Raw records:

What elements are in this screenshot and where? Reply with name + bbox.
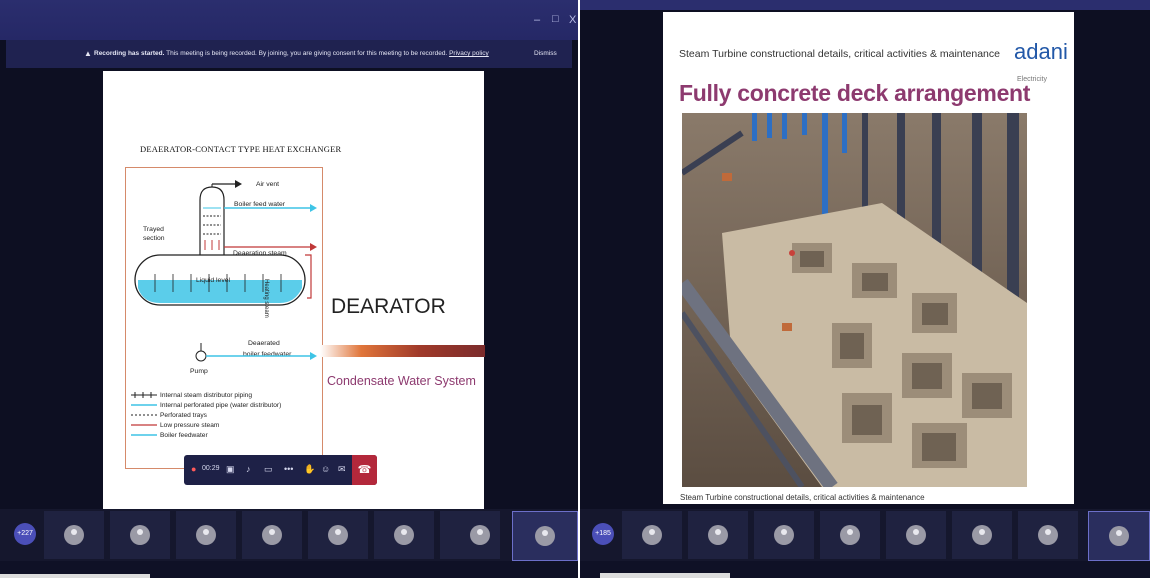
meeting-toolbar: ● 00:29 ▣ ♪ ▭ ••• ✋ ☺ ✉ ☎ <box>184 455 377 485</box>
label-boiler-feed-water: Boiler feed water <box>234 201 286 208</box>
mic-icon[interactable]: ♪ <box>246 464 251 474</box>
participant-tile[interactable] <box>176 511 236 559</box>
slide-footer: Steam Turbine constructional details, cr… <box>680 493 925 502</box>
close-button[interactable]: X <box>569 14 576 26</box>
label-section: section <box>143 235 165 242</box>
avatar <box>328 525 348 545</box>
legend-item: Boiler feedwater <box>160 432 208 439</box>
avatar <box>196 525 216 545</box>
banner-text: Recording has started. This meeting is b… <box>94 50 489 57</box>
diagram-title: DEAERATOR-CONTACT TYPE HEAT EXCHANGER <box>140 144 342 154</box>
maximize-button[interactable]: □ <box>552 13 559 25</box>
meeting-timer: 00:29 <box>202 465 220 472</box>
title-bar <box>580 0 1150 10</box>
avatar <box>535 526 555 546</box>
participant-tile[interactable] <box>110 511 170 559</box>
warning-icon: ▲ <box>84 49 92 58</box>
label-air-vent: Air vent <box>256 181 280 188</box>
participant-tile[interactable] <box>308 511 368 559</box>
label-water-storage: Water storage section <box>164 320 230 327</box>
more-icon[interactable]: ••• <box>284 464 293 474</box>
label-deaeration-steam: Deaeration steam <box>233 250 287 257</box>
chat-icon[interactable]: ✉ <box>338 464 346 475</box>
avatar <box>130 525 150 545</box>
camera-icon[interactable]: ▣ <box>226 464 235 475</box>
slide-title-dearator: DEARATOR <box>331 295 446 318</box>
avatar <box>262 525 282 545</box>
participant-overflow-count[interactable]: +185 <box>592 523 614 545</box>
banner-message: This meeting is being recorded. By joini… <box>166 50 448 57</box>
participant-tile[interactable] <box>754 511 814 559</box>
label-trayed: Trayed <box>143 226 164 233</box>
participants-strip-right: +185 <box>580 509 1150 561</box>
self-view-tile[interactable] <box>512 511 578 561</box>
legend-item: Perforated trays <box>160 412 207 419</box>
record-icon: ● <box>191 464 197 474</box>
legend-item: Internal steam distributor piping <box>160 392 252 399</box>
avatar <box>1109 526 1129 546</box>
participant-tile[interactable] <box>44 511 104 559</box>
pump-diagram <box>195 343 317 362</box>
scroll-indicator[interactable] <box>0 574 150 578</box>
participant-overflow-count[interactable]: +227 <box>14 523 36 545</box>
label-liquid-level: Liquid level <box>196 277 231 284</box>
banner-bold: Recording has started. <box>94 50 165 57</box>
avatar <box>64 525 84 545</box>
avatar <box>972 525 992 545</box>
self-view-tile[interactable] <box>1088 511 1150 561</box>
slide-subtitle: Condensate Water System <box>327 374 476 388</box>
privacy-link[interactable]: Privacy policy <box>449 50 489 57</box>
dismiss-button[interactable]: Dismiss <box>534 50 557 57</box>
avatar <box>394 525 414 545</box>
legend-item: Internal perforated pipe (water distribu… <box>160 402 282 409</box>
avatar <box>708 525 728 545</box>
slide-header: Steam Turbine constructional details, cr… <box>679 48 1000 60</box>
participant-tile[interactable] <box>820 511 880 559</box>
accent-bar <box>320 345 485 357</box>
label-heating-steam: Heating steam <box>263 279 269 318</box>
avatar <box>840 525 860 545</box>
scroll-indicator[interactable] <box>600 573 730 578</box>
participant-tile[interactable] <box>688 511 748 559</box>
avatar <box>774 525 794 545</box>
hand-icon[interactable]: ✋ <box>304 464 315 475</box>
reactions-icon[interactable]: ☺ <box>321 464 330 474</box>
participant-tile[interactable] <box>886 511 946 559</box>
bottom-bar-right <box>580 561 1150 578</box>
recording-banner: ▲ Recording has started. This meeting is… <box>6 40 572 68</box>
legend-swatches <box>131 392 157 436</box>
legend-item: Low pressure steam <box>160 422 220 429</box>
leave-call-button[interactable]: ☎ <box>352 455 377 485</box>
avatar <box>906 525 926 545</box>
participant-tile[interactable] <box>952 511 1012 559</box>
concrete-deck-photo <box>682 113 1027 487</box>
participants-strip-left: +227 <box>0 509 578 561</box>
share-icon[interactable]: ▭ <box>264 464 273 475</box>
adani-logo: adani <box>1014 39 1068 64</box>
minimize-button[interactable]: – <box>534 14 540 26</box>
participant-tile[interactable] <box>440 511 500 559</box>
participant-tile[interactable] <box>242 511 302 559</box>
avatar <box>1038 525 1058 545</box>
slide-title-deck: Fully concrete deck arrangement <box>679 80 1031 106</box>
avatar <box>470 525 490 545</box>
avatar <box>642 525 662 545</box>
participant-tile[interactable] <box>1018 511 1078 559</box>
participant-tile[interactable] <box>622 511 682 559</box>
bottom-bar-left <box>0 561 578 578</box>
title-bar: – □ X <box>0 0 578 40</box>
participant-tile[interactable] <box>374 511 434 559</box>
deaerator-diagram <box>134 180 317 306</box>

TASK DESCRIPTION: Render the data as a JSON list of strings, one string per line, starting at the line that contains "meeting-toolbar: ● 00:29" and ending with the line that contains "close-button[interactable]: X <box>569".

EXERCISE SOLUTION:
[
  "meeting-toolbar: ● 00:29 ▣ ♪ ▭ ••• ✋ ☺ ✉ ☎ <box>184 455 377 485</box>",
  "label-boiler-feed-water: Boiler feed water <box>234 201 286 208</box>",
  "mic-icon[interactable]: ♪ <box>246 464 251 474</box>",
  "participant-tile[interactable] <box>176 511 236 559</box>",
  "slide-footer: Steam Turbine constructional details, cr… <box>680 493 925 502</box>",
  "close-button[interactable]: X <box>569 14 576 26</box>"
]